● **EJERCICIO**
Según el extracto de abajo, ¿qué nombre le puso José a su caballo? Responde, por favor, con una sola palabra.

● **EXTRACTO PROPORCIONADO**
--------------------
No conocía uno en el rancho más que las plantas de talayotes, las de coastecomates y las de costomates; unas eran negras y dulces, y las otras eran verdes, como tomates, pero  muy dulces. También se dan los chirlos entre los surcos con siembra. Por lo demás, si hay revoluciones y guerras, uno ni se da cuenta, a no ser por las pláticas y los miedos.

Tenía José unos perros galgos, pero afirmaba la gente que ni falta que le hacían, pues él solo agarraba los conejos y las liebres a pura corrida. Asimismo, tenía un perrito chaco, bueno para sacar tuzas de los agujeros; le decían “el mechudo”.

Las causas por las que se fue al Seminario eran pocas y sencillas: en su casa, todos hincados y con los brazos en cruz, rezaban en familia aquellos rosariotes. Además, el respeto, el buen trato con los hermanos, y el ejemplo del Padre que iba a celebrarles Misa al rancho, que se convertía en un verdadero día de fiesta.

Entró ya grande al Seminario, en aquella época en que prestaba uno el Servicio Militar a los 18 años. A José le tocó en el Cuartel Colorado. Y, como salió con “bola blanca”, tuvo que continuar el Servicio por un año en la Ciudad de México, pero allá estaba cuando sucedió la guerra entre gringos y japoneses y lo escogieron para ir a pelear en Japón por grande, bueno y valiente, pues seleccionaban a los más altos, listos y fuertes (lo cual no dejaba de ser un absurdo). Ya lo habían uniformado y armado para mandarlo allá, cuando un día antes de su salida cayó la bomba americana en Hiroshima y en Nagasaki.

Así pues, volvió al Seminario, se ordenó Sacerdote y prefirió irse a trabajar al Sur, como de Misionero, con todos los permisos y recomendaciones de sus Superiores de aquí. Su primer destino fue Yucatán, y de ahí pasó a Oaxaca. Después de muchos años de duros trabajos, de logros, derrotas y penurias, un día se sintió mal; se puso como con la memoria perdida, como confundido. El caso es que, al final de una extensa llanura, encontró un árbol grande y allí amarró a su caballo “Toñito” (de ese modo le puso a su caballo porque así se llamaba su señor Cura), y pensó acostarse a su sombra para ver si se recomponía un poco, sobre todo de su mente. Se recostó debajo del árbol y empezaron a bajar los changos por las ramas; un chango y otro chango subían y bajaban sin cuento y sin cuenta. -Por cierto, tiempo después, un compañero Sacerdote que le oía el relato, le dijo en son de burla: “Enantes no te llevó la changada”; pero José no se enojó por esa puntada-.

Se levantó de debajo del árbol, ya como descontrolado de la mente, quizá con Alzhéimer, dejó todo y se arrimó a la carretera. Eligió venirse para acá como pudo, con dinero o sin dinero, no sé, pues nomás traía su cara de hombre bueno. Arribó a Guadalajara y se dirigió a una iglesia, Santa Teresita, en la que era Párroco su tío, Don Román Romo González (hermano de Santo Toribio Romo), quien lo había ayudado desde el Seminario.
--------------------
● **DATOS PROPORCIONADOS**
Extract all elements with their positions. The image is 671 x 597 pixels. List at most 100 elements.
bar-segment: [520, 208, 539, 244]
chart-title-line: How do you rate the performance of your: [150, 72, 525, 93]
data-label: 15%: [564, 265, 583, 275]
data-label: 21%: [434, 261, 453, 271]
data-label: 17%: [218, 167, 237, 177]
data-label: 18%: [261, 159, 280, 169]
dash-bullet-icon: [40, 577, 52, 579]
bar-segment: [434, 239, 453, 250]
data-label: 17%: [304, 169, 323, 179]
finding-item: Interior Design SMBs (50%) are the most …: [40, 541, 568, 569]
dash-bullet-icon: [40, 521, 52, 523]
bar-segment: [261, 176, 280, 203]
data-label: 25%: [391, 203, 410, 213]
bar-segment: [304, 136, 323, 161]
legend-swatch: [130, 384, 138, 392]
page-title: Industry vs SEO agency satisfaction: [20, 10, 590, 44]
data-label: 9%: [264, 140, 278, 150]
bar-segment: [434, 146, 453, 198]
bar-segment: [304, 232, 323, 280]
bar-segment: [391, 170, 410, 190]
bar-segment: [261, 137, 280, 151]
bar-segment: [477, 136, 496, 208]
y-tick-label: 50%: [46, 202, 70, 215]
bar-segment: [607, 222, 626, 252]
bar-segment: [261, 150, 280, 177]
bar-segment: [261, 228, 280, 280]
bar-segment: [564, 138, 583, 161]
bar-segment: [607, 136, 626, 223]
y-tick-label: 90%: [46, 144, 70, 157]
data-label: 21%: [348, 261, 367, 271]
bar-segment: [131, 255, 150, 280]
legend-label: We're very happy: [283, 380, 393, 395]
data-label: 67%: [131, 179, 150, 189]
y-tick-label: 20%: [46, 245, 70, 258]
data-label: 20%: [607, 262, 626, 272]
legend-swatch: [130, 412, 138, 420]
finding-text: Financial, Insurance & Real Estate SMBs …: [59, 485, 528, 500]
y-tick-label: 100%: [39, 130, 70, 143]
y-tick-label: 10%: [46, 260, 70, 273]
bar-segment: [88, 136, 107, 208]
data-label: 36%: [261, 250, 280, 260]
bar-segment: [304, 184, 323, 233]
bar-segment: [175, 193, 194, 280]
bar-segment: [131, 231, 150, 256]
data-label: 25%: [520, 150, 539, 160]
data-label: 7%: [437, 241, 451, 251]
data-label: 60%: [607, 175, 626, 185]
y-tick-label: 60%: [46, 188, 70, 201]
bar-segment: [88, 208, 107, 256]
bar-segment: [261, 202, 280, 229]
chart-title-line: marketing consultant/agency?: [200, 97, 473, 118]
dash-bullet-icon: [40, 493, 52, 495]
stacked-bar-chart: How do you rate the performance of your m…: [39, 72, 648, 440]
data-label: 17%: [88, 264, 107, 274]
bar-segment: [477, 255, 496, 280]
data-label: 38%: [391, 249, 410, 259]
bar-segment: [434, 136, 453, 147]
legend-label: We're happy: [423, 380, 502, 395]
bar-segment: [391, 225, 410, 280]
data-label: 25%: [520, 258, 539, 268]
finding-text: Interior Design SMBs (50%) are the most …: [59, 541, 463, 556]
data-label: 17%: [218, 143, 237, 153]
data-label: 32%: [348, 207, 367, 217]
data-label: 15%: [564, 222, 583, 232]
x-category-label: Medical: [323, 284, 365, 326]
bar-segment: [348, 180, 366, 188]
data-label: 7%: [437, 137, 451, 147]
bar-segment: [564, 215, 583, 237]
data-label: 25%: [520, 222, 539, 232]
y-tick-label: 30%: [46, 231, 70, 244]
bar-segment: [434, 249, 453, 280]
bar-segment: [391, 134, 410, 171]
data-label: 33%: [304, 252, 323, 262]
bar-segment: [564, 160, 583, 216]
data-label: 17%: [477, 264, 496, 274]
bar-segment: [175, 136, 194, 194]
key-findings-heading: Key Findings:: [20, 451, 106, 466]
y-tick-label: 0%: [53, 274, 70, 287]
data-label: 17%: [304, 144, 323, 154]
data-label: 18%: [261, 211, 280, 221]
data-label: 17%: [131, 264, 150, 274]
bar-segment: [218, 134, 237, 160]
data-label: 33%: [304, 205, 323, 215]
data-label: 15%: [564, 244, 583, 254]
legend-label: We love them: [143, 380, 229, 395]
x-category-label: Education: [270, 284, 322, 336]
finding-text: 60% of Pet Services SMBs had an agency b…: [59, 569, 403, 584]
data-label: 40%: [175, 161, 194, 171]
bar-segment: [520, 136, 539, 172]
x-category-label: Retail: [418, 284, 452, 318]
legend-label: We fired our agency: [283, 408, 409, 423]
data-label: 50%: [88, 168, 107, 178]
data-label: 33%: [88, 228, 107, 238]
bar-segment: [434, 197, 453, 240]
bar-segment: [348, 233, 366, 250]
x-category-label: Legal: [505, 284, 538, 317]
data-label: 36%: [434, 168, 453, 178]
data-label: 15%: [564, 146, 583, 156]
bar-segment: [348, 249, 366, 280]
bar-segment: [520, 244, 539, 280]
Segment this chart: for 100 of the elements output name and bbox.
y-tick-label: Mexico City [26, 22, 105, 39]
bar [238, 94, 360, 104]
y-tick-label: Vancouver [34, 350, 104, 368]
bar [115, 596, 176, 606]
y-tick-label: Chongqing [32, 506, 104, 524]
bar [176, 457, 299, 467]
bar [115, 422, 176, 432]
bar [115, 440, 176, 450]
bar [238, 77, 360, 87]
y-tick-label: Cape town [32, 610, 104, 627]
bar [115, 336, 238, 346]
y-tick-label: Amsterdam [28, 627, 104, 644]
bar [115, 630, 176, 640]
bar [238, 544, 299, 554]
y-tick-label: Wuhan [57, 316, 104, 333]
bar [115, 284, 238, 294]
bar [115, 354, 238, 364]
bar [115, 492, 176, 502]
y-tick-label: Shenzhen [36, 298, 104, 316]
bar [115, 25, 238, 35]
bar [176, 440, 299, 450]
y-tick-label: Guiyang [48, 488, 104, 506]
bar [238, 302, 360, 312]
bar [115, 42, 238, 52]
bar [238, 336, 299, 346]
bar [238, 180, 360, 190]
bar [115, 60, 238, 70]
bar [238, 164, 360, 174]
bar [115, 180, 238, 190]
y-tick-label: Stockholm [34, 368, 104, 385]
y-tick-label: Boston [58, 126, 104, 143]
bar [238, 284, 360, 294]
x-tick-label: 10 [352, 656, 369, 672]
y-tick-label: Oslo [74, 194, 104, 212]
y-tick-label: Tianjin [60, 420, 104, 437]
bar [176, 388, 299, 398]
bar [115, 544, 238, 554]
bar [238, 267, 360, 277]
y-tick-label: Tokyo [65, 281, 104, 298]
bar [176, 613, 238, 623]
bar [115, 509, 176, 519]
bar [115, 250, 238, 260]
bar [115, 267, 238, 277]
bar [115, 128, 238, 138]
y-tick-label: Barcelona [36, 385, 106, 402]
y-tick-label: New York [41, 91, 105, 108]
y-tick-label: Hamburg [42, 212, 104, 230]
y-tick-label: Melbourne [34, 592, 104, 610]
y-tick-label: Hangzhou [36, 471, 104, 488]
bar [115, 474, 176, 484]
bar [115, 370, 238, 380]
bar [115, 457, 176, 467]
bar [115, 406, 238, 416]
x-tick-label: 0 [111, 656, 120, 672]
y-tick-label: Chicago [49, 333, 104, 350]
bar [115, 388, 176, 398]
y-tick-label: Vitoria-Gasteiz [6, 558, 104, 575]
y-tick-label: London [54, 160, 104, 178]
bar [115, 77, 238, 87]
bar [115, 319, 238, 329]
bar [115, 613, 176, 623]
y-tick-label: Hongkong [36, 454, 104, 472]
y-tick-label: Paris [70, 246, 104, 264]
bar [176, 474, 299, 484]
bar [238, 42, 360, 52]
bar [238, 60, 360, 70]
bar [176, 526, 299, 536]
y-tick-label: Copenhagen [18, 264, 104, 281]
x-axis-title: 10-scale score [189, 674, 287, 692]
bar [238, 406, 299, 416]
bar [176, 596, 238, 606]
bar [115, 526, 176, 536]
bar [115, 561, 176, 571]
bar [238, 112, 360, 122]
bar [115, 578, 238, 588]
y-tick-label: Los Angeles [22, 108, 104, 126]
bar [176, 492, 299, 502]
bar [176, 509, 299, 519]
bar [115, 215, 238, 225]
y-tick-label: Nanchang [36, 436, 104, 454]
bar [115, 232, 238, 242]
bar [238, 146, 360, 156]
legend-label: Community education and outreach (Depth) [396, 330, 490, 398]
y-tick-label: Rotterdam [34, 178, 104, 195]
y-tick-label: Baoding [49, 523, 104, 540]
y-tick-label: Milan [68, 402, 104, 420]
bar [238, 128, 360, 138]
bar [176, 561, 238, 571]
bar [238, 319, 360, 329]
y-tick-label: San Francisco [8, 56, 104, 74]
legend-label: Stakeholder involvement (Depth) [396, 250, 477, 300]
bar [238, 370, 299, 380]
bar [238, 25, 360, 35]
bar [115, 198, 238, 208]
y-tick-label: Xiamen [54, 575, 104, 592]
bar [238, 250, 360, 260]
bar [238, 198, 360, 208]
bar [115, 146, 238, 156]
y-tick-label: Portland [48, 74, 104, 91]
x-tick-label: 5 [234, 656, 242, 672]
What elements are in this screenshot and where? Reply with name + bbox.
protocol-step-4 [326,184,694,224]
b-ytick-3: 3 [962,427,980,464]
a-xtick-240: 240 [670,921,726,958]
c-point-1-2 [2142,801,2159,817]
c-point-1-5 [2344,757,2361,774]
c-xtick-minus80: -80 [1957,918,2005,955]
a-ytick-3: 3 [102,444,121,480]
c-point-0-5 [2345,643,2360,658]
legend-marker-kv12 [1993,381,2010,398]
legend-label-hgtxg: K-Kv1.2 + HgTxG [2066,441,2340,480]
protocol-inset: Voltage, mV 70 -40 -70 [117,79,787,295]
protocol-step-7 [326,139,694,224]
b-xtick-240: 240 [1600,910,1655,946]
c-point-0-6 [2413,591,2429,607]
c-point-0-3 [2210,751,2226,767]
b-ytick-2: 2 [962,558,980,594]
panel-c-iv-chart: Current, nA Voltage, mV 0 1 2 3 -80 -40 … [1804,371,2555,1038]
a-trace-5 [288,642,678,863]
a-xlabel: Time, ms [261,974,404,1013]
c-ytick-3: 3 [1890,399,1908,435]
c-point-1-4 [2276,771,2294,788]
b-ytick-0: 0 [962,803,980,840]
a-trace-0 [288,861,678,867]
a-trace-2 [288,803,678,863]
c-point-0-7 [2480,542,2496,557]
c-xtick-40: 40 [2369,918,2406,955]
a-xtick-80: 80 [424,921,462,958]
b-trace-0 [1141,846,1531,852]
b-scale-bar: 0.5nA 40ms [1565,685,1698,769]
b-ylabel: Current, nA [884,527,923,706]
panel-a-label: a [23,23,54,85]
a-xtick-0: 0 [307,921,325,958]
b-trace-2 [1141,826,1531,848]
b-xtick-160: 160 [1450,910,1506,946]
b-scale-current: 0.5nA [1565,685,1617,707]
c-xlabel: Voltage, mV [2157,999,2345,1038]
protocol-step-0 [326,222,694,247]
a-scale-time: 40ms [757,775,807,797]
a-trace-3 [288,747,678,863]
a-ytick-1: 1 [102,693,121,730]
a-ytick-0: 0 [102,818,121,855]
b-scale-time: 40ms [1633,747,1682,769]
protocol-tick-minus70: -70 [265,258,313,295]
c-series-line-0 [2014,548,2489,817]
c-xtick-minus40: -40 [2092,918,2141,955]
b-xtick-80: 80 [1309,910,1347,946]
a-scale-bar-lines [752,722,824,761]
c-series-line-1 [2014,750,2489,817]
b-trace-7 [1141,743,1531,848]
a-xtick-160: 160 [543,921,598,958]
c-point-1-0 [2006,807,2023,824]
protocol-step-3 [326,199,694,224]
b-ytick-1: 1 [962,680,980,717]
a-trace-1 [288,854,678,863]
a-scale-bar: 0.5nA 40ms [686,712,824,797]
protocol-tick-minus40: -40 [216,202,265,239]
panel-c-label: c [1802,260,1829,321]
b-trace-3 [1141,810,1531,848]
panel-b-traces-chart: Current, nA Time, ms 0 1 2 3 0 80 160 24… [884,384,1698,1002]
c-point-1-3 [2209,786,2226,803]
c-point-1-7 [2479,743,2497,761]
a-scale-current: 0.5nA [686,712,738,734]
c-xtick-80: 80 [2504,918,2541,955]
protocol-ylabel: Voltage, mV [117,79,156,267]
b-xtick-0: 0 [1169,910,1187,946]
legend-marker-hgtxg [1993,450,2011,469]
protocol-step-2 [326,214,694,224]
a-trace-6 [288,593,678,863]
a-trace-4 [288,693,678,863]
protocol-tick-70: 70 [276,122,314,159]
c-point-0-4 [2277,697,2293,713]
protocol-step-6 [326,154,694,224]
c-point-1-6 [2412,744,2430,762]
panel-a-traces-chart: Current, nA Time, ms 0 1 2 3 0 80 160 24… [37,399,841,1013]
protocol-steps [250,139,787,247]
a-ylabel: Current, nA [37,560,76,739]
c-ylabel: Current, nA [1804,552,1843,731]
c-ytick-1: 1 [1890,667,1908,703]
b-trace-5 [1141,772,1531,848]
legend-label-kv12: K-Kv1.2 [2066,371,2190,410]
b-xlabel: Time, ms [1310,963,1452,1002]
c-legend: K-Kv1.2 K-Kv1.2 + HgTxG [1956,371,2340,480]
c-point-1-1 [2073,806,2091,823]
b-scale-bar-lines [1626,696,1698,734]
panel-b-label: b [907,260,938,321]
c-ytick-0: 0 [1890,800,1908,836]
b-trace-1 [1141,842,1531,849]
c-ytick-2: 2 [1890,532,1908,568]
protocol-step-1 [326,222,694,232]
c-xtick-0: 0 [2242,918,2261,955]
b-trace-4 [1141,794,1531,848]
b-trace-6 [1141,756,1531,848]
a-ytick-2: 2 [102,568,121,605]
--------------------
● **TU SOLUCIÓN**
Toñito